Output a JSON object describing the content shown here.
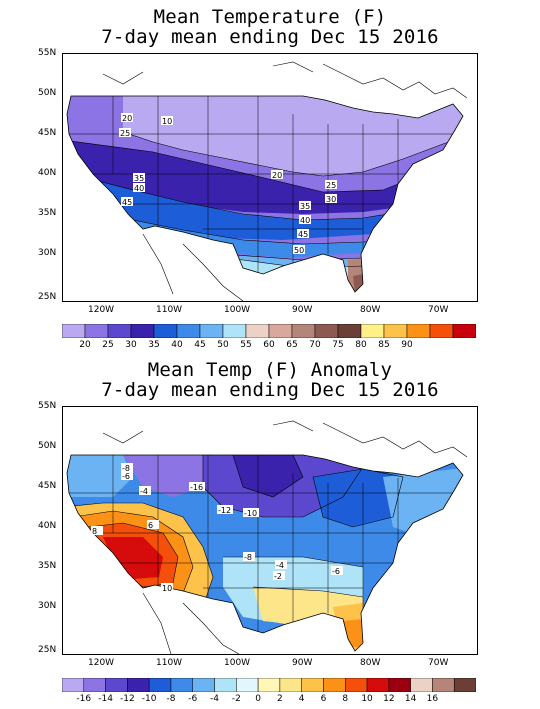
{
  "panel1": {
    "title_line1": "Mean Temperature (F)",
    "title_line2": "7-day mean ending Dec 15 2016",
    "lat_labels": [
      "55N",
      "50N",
      "45N",
      "40N",
      "35N",
      "30N",
      "25N"
    ],
    "lon_labels": [
      "120W",
      "110W",
      "100W",
      "90W",
      "80W",
      "70W"
    ],
    "contour_labels": [
      "10",
      "20",
      "25",
      "35",
      "40",
      "45",
      "20",
      "25",
      "30",
      "35",
      "40",
      "45",
      "50"
    ],
    "colorbar": {
      "colors": [
        "#b9a9f0",
        "#8c74e4",
        "#5b48cf",
        "#3a22ad",
        "#1e5dd8",
        "#3d8ae8",
        "#6cb3f3",
        "#aee3f8",
        "#ecd2c6",
        "#d7a89b",
        "#b5857a",
        "#8d5a52",
        "#6b3e36",
        "#fff08a",
        "#fdc24a",
        "#fb9217",
        "#f4500c",
        "#c8000b"
      ],
      "labels": [
        "20",
        "25",
        "30",
        "35",
        "40",
        "45",
        "50",
        "55",
        "60",
        "65",
        "70",
        "75",
        "80",
        "85",
        "90"
      ]
    }
  },
  "panel2": {
    "title_line1": "Mean Temp (F) Anomaly",
    "title_line2": "7-day mean ending Dec 15 2016",
    "lat_labels": [
      "55N",
      "50N",
      "45N",
      "40N",
      "35N",
      "30N",
      "25N"
    ],
    "lon_labels": [
      "120W",
      "110W",
      "100W",
      "90W",
      "80W",
      "70W"
    ],
    "contour_labels": [
      "-8",
      "-6",
      "-4",
      "-16",
      "-12",
      "-10",
      "8",
      "6",
      "10",
      "-8",
      "-4",
      "-2",
      "-6"
    ],
    "colorbar": {
      "colors": [
        "#b9a9f0",
        "#8c74e4",
        "#5b48cf",
        "#3a22ad",
        "#1e5dd8",
        "#3d8ae8",
        "#6cb3f3",
        "#aee3f8",
        "#e2f7fd",
        "#fff6b8",
        "#fde58a",
        "#fdc24a",
        "#fb9217",
        "#f4500c",
        "#d60b0b",
        "#9c0010",
        "#ecd2c6",
        "#b5857a",
        "#6b3e36"
      ],
      "labels": [
        "-16",
        "-14",
        "-12",
        "-10",
        "-8",
        "-6",
        "-4",
        "-2",
        "0",
        "2",
        "4",
        "6",
        "8",
        "10",
        "12",
        "14",
        "16"
      ]
    }
  }
}
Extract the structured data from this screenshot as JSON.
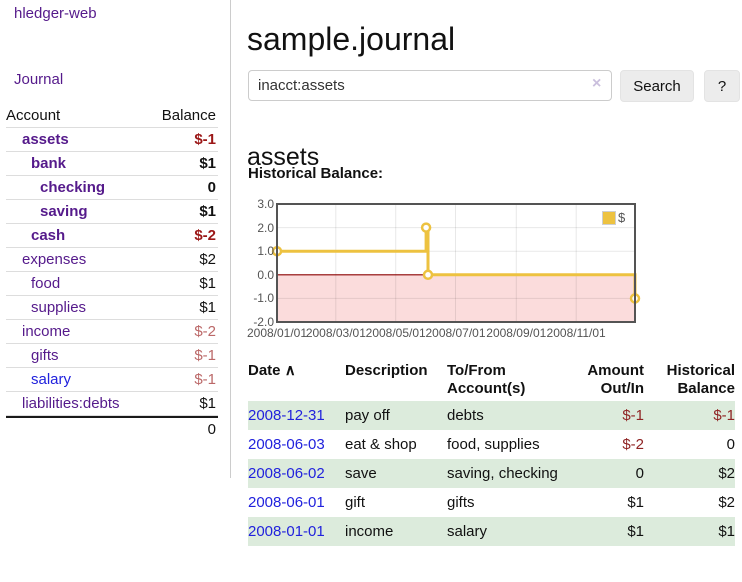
{
  "sidebar": {
    "app_title": "hledger-web",
    "journal_link": "Journal",
    "accounts_table": {
      "headers": {
        "account": "Account",
        "balance": "Balance"
      },
      "rows": [
        {
          "name": "assets",
          "depth": 1,
          "bold": true,
          "link_color": "purple",
          "balance": "$-1",
          "balance_style": "neg-strong"
        },
        {
          "name": "bank",
          "depth": 2,
          "bold": true,
          "link_color": "purple",
          "balance": "$1",
          "balance_style": "pos"
        },
        {
          "name": "checking",
          "depth": 3,
          "bold": true,
          "link_color": "purple",
          "balance": "0",
          "balance_style": "pos"
        },
        {
          "name": "saving",
          "depth": 3,
          "bold": true,
          "link_color": "purple",
          "balance": "$1",
          "balance_style": "pos"
        },
        {
          "name": "cash",
          "depth": 2,
          "bold": true,
          "link_color": "purple",
          "balance": "$-2",
          "balance_style": "neg-strong"
        },
        {
          "name": "expenses",
          "depth": 1,
          "bold": false,
          "link_color": "purple",
          "balance": "$2",
          "balance_style": "pos"
        },
        {
          "name": "food",
          "depth": 2,
          "bold": false,
          "link_color": "purple",
          "balance": "$1",
          "balance_style": "pos"
        },
        {
          "name": "supplies",
          "depth": 2,
          "bold": false,
          "link_color": "purple",
          "balance": "$1",
          "balance_style": "pos"
        },
        {
          "name": "income",
          "depth": 1,
          "bold": false,
          "link_color": "purple",
          "balance": "$-2",
          "balance_style": "neg-soft"
        },
        {
          "name": "gifts",
          "depth": 2,
          "bold": false,
          "link_color": "purple",
          "balance": "$-1",
          "balance_style": "neg-soft"
        },
        {
          "name": "salary",
          "depth": 2,
          "bold": false,
          "link_color": "blue",
          "balance": "$-1",
          "balance_style": "neg-soft"
        },
        {
          "name": "liabilities:debts",
          "depth": 1,
          "bold": false,
          "link_color": "purple",
          "balance": "$1",
          "balance_style": "pos"
        }
      ],
      "total": "0"
    }
  },
  "header": {
    "title": "sample.journal"
  },
  "search": {
    "query": "inacct:assets",
    "clear_icon": "×",
    "search_button": "Search",
    "help_button": "?"
  },
  "account_page": {
    "heading": "assets",
    "chart_title": "Historical Balance:"
  },
  "chart_data": {
    "type": "line",
    "step": true,
    "title": "Historical Balance",
    "series": [
      {
        "name": "$",
        "color": "#edc240",
        "points": [
          [
            "2008-01-01",
            1
          ],
          [
            "2008-06-01",
            2
          ],
          [
            "2008-06-03",
            0
          ],
          [
            "2008-12-31",
            -1
          ]
        ]
      }
    ],
    "x_range": [
      "2008-01-01",
      "2008-12-31"
    ],
    "x_ticks": [
      "2008/01/01",
      "2008/03/01",
      "2008/05/01",
      "2008/07/01",
      "2008/09/01",
      "2008/11/01"
    ],
    "y_ticks": [
      3.0,
      2.0,
      1.0,
      0.0,
      -1.0,
      -2.0
    ],
    "ylim": [
      -2.0,
      3.0
    ],
    "grid": true,
    "negative_region_color": "#fbdcdc",
    "zero_line_color": "#8b0000",
    "border_color": "#545454",
    "legend_position": "top-right",
    "legend_label": "$"
  },
  "register": {
    "headers": {
      "date": "Date",
      "sort_indicator": "∧",
      "description": "Description",
      "accounts": "To/From Account(s)",
      "amount": "Amount Out/In",
      "balance": "Historical Balance"
    },
    "rows": [
      {
        "date": "2008-12-31",
        "description": "pay off",
        "accounts": "debts",
        "amount": "$-1",
        "balance": "$-1"
      },
      {
        "date": "2008-06-03",
        "description": "eat & shop",
        "accounts": "food, supplies",
        "amount": "$-2",
        "balance": "0"
      },
      {
        "date": "2008-06-02",
        "description": "save",
        "accounts": "saving, checking",
        "amount": "0",
        "balance": "$2"
      },
      {
        "date": "2008-06-01",
        "description": "gift",
        "accounts": "gifts",
        "amount": "$1",
        "balance": "$2"
      },
      {
        "date": "2008-01-01",
        "description": "income",
        "accounts": "salary",
        "amount": "$1",
        "balance": "$1"
      }
    ]
  }
}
- - -
Written exercise —
Copy every line in the listing above where the string "date" turns up.

Exercise answer —
      "date": "Date",
        "date": "2008-12-31",
        "date": "2008-06-03",
        "date": "2008-06-02",
        "date": "2008-06-01",
        "date": "2008-01-01",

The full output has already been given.